Dataset items

+ + +

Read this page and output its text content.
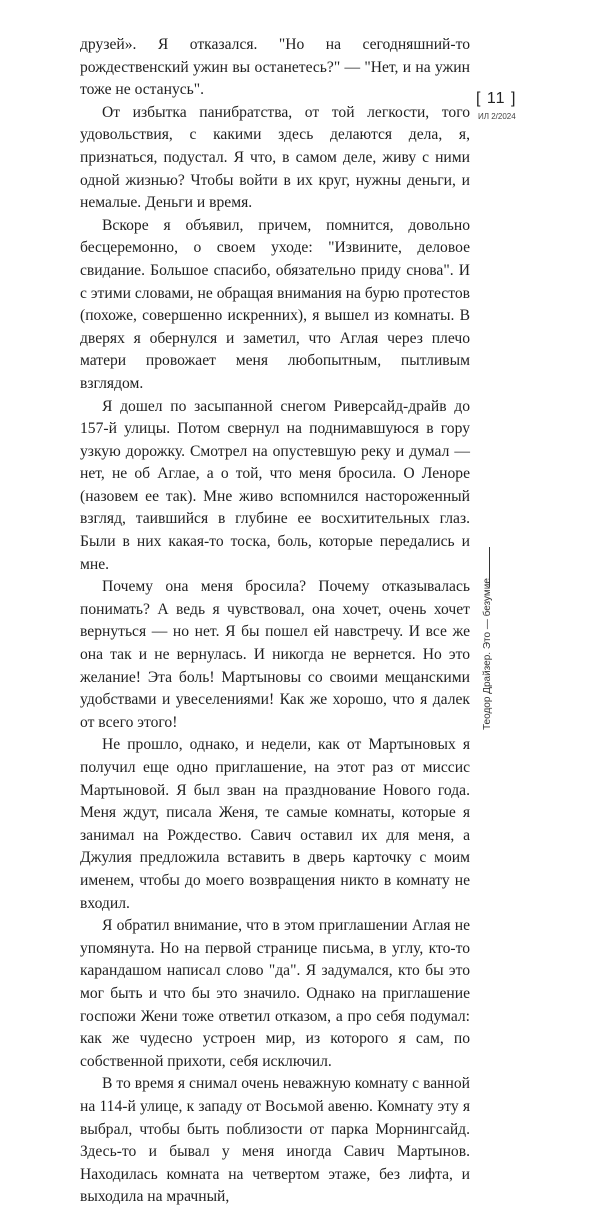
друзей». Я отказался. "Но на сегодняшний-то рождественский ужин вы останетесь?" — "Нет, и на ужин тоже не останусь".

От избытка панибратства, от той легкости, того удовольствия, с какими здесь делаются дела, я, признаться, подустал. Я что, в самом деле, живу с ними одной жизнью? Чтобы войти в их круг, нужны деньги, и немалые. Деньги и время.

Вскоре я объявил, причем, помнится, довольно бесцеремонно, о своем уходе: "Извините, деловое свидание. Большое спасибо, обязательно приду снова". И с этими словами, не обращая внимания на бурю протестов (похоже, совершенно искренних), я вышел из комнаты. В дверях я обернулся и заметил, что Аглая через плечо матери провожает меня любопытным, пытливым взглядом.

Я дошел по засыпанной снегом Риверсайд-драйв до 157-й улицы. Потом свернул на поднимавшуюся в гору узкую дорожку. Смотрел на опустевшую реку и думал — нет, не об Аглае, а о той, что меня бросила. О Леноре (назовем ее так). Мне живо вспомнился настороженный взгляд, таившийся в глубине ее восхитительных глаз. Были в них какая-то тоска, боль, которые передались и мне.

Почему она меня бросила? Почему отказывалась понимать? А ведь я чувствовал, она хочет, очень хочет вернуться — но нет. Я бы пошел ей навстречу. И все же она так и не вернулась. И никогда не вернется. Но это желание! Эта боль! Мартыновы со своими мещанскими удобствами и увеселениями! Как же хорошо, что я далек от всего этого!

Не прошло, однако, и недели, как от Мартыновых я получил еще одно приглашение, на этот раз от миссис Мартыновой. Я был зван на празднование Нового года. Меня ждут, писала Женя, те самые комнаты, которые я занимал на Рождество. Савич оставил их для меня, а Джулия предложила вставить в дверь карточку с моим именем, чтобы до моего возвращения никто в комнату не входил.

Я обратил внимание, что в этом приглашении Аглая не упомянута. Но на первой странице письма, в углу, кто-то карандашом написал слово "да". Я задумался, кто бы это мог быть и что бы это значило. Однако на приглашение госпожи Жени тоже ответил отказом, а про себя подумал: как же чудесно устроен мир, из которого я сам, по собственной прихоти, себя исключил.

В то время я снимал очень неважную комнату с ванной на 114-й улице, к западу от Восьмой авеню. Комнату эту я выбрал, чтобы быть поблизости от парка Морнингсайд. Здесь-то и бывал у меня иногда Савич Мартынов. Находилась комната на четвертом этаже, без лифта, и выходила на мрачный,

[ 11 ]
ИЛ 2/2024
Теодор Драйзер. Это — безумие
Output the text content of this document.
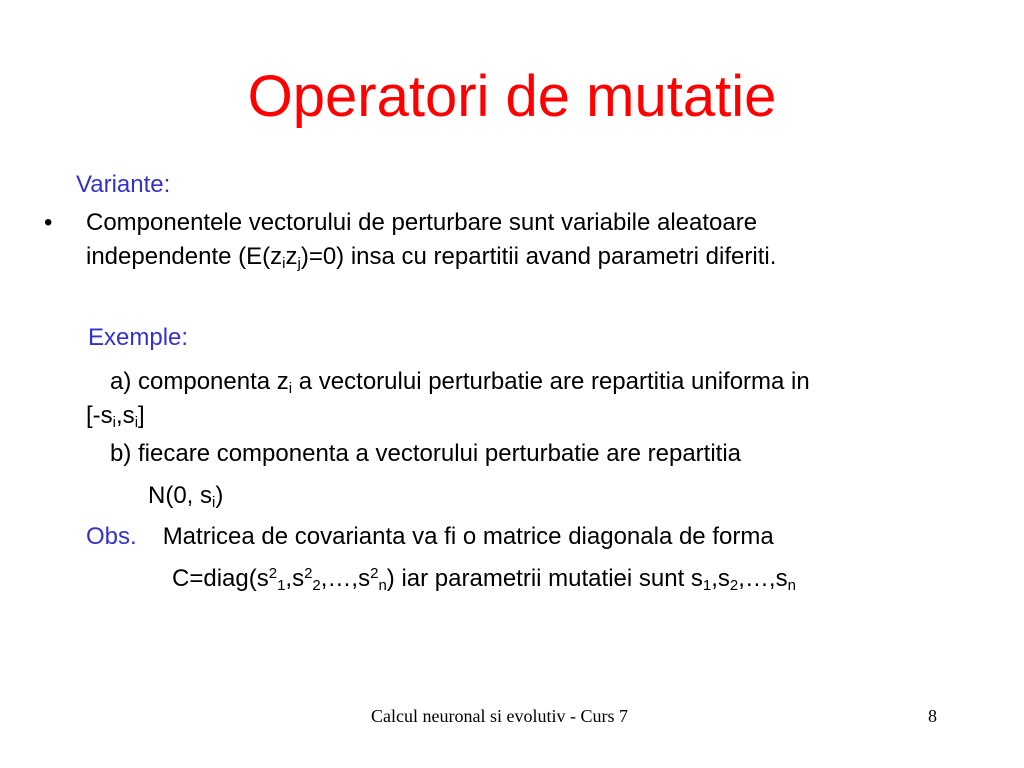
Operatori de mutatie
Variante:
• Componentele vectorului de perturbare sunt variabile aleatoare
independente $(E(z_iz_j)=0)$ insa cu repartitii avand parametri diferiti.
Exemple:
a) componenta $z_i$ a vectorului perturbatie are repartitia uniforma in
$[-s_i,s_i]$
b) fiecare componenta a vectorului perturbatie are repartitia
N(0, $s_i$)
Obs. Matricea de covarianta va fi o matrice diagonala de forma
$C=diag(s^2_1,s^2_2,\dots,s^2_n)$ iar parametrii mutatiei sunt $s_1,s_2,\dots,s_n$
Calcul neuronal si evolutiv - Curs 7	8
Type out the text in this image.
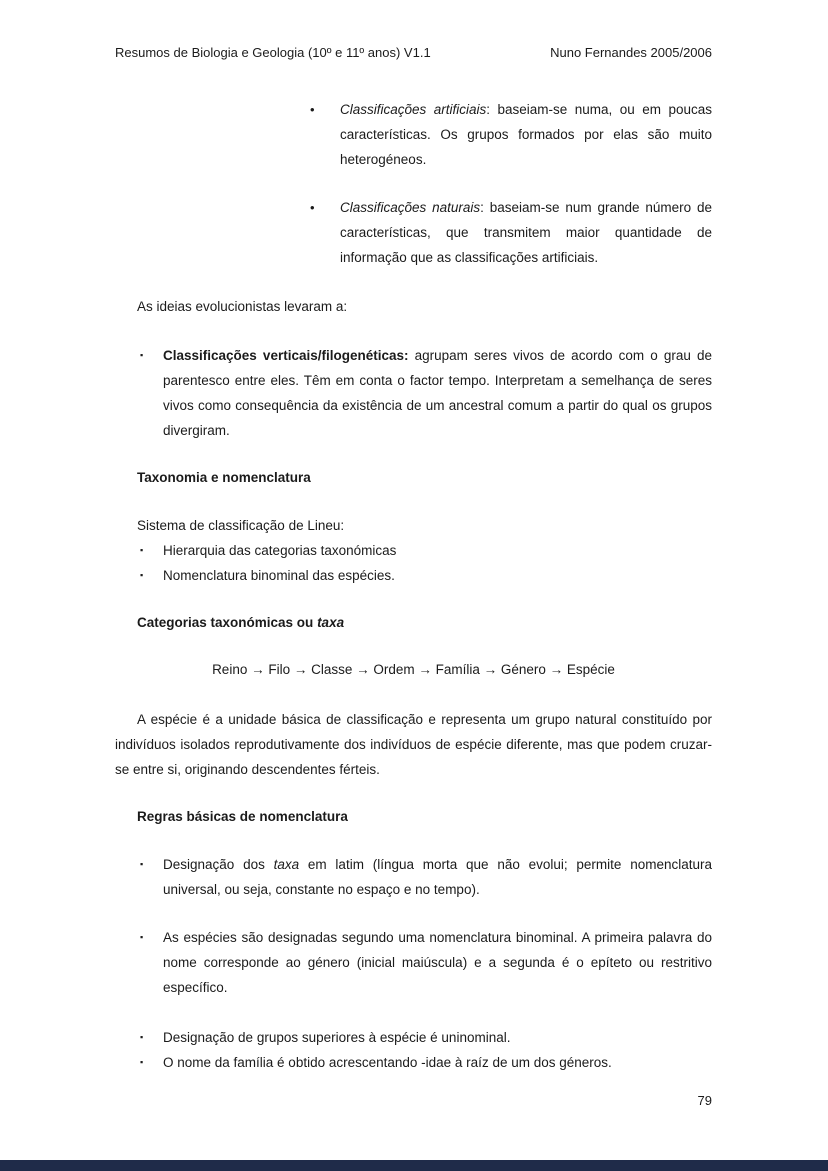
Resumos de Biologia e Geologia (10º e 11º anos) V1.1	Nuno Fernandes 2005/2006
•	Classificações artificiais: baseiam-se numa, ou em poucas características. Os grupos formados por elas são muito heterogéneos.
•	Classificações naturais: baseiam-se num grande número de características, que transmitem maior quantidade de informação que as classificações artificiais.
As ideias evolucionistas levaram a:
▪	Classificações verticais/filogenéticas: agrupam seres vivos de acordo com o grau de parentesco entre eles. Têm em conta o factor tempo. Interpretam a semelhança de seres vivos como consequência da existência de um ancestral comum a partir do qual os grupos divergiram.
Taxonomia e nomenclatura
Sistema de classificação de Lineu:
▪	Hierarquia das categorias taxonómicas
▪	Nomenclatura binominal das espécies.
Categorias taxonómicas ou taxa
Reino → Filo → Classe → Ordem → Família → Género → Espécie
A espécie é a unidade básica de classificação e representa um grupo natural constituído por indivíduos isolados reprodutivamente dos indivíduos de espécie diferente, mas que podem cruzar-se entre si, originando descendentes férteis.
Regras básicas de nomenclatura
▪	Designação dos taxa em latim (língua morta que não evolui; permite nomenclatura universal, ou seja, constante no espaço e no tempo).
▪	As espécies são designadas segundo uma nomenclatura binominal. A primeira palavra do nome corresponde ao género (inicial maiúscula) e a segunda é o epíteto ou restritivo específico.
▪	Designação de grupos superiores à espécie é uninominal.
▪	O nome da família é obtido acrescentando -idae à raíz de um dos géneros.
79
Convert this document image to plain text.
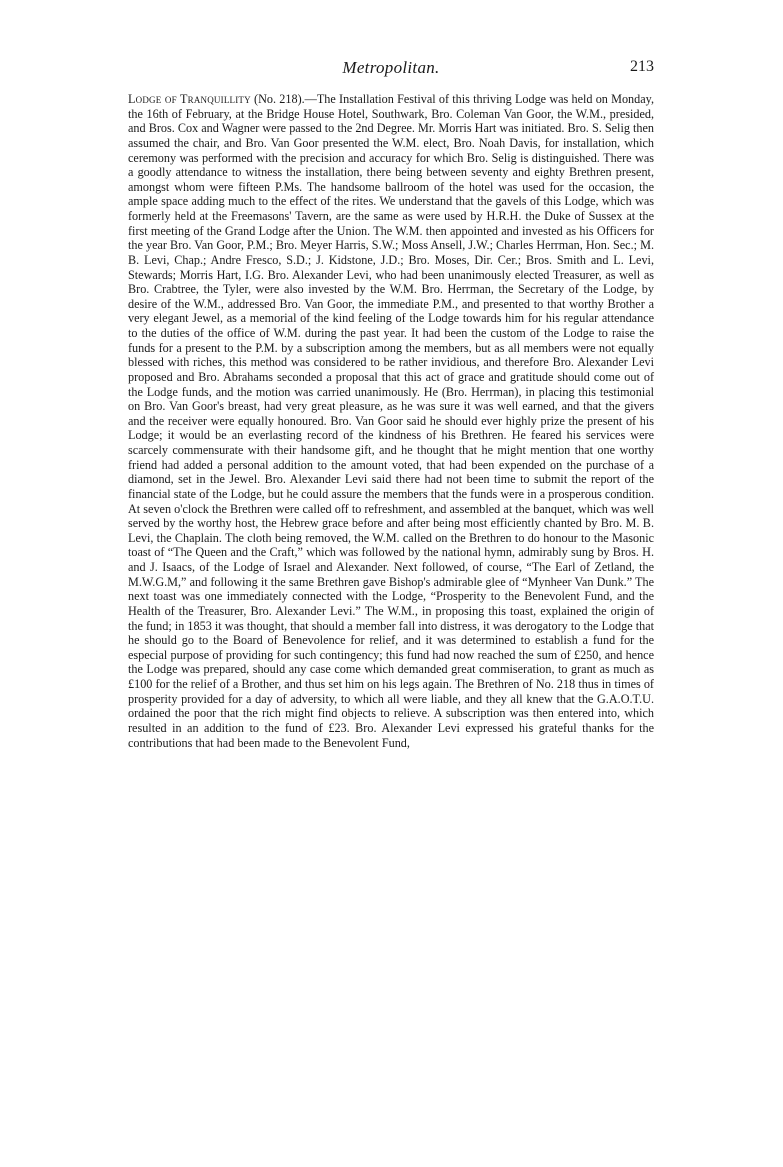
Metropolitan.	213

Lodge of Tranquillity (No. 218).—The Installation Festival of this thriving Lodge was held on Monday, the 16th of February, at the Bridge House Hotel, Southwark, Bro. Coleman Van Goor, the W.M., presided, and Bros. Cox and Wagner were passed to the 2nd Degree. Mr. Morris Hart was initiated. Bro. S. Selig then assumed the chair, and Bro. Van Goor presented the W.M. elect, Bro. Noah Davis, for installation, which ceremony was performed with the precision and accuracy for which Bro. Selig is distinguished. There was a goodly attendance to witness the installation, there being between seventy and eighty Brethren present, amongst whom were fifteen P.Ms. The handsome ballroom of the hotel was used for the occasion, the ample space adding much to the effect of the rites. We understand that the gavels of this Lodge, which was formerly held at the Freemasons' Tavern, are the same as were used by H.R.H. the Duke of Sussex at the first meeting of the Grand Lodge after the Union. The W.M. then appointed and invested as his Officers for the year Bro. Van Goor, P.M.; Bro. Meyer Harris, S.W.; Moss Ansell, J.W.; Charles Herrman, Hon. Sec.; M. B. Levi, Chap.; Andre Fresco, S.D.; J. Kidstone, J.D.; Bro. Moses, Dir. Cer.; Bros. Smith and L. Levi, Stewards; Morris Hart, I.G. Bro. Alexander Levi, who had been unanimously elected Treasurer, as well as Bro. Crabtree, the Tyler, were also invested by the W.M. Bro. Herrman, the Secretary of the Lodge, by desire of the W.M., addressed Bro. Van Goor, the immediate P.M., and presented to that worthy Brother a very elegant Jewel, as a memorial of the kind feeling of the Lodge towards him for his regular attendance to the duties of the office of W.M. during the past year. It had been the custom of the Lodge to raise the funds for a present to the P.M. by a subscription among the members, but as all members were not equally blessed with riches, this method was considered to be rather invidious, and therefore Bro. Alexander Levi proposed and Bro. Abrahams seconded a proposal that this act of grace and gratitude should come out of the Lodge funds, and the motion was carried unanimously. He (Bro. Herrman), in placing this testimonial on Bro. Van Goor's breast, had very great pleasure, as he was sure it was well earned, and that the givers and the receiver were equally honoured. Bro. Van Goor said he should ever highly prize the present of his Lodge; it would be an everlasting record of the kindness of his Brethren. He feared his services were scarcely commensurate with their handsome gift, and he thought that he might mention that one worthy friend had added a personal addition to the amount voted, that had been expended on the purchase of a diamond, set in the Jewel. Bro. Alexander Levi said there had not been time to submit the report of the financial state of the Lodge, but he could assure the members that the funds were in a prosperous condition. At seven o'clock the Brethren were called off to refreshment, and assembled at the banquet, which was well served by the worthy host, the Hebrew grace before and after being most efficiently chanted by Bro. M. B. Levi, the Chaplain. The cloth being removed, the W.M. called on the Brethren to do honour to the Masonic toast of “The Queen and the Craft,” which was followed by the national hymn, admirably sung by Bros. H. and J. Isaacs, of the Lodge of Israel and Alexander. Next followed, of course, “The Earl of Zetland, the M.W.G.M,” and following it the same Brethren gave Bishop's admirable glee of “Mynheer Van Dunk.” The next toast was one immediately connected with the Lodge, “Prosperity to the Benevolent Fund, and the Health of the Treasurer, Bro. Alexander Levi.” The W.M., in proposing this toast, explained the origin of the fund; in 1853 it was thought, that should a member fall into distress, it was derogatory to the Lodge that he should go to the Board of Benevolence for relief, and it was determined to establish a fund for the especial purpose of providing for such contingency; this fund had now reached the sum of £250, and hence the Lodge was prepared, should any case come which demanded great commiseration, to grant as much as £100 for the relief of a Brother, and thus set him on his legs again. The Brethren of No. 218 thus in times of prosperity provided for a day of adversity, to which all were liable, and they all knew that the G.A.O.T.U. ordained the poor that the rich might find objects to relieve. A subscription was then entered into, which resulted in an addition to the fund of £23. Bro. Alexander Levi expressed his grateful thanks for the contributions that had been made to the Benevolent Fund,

+ + +

• _What to do_:
Pull out each line of the entries that contains "Classificações".

• _Worked answer_:
•	Classificações artificiais: baseiam-se numa, ou em poucas características. Os grupos formados por elas são muito heterogéneos.
•	Classificações naturais: baseiam-se num grande número de características, que transmitem maior quantidade de informação que as classificações artificiais.
▪	Classificações verticais/filogenéticas: agrupam seres vivos de acordo com o grau de parentesco entre eles. Têm em conta o factor tempo. Interpretam a semelhança de seres vivos como consequência da existência de um ancestral comum a partir do qual os grupos divergiram.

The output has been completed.